■ WHAT THIS TASK INVOLVES ■
Word for word, print each line of the listing below; pictures stay out.
── DATA SHOWN
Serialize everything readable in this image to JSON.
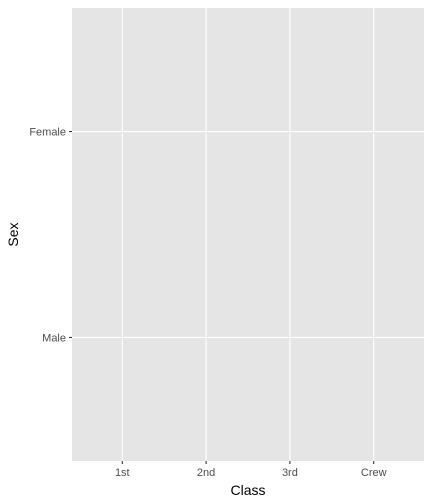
{
  "chart_data": {
    "type": "scatter",
    "title": "",
    "xlabel": "Class",
    "ylabel": "Sex",
    "x_categories": [
      "1st",
      "2nd",
      "3rd",
      "Crew"
    ],
    "y_categories": [
      "Female",
      "Male"
    ],
    "points": [],
    "grid": true,
    "legend": "none",
    "colors": {
      "panel_background": "#e5e5e5",
      "grid_major": "#ffffff",
      "tick_text": "#4d4d4d",
      "tick_mark": "#333333",
      "axis_title": "#000000"
    }
  }
}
────
■ EXERCISE OUTPUT ■
Serialize everything readable in this image to JSON.
{
  "chart_data": {
    "type": "scatter",
    "title": "",
    "xlabel": "Class",
    "ylabel": "Sex",
    "x_categories": [
      "1st",
      "2nd",
      "3rd",
      "Crew"
    ],
    "y_categories": [
      "Female",
      "Male"
    ],
    "points": [],
    "grid": true,
    "legend": "none",
    "colors": {
      "panel_background": "#e5e5e5",
      "grid_major": "#ffffff",
      "tick_text": "#4d4d4d",
      "tick_mark": "#333333",
      "axis_title": "#000000"
    }
  }
}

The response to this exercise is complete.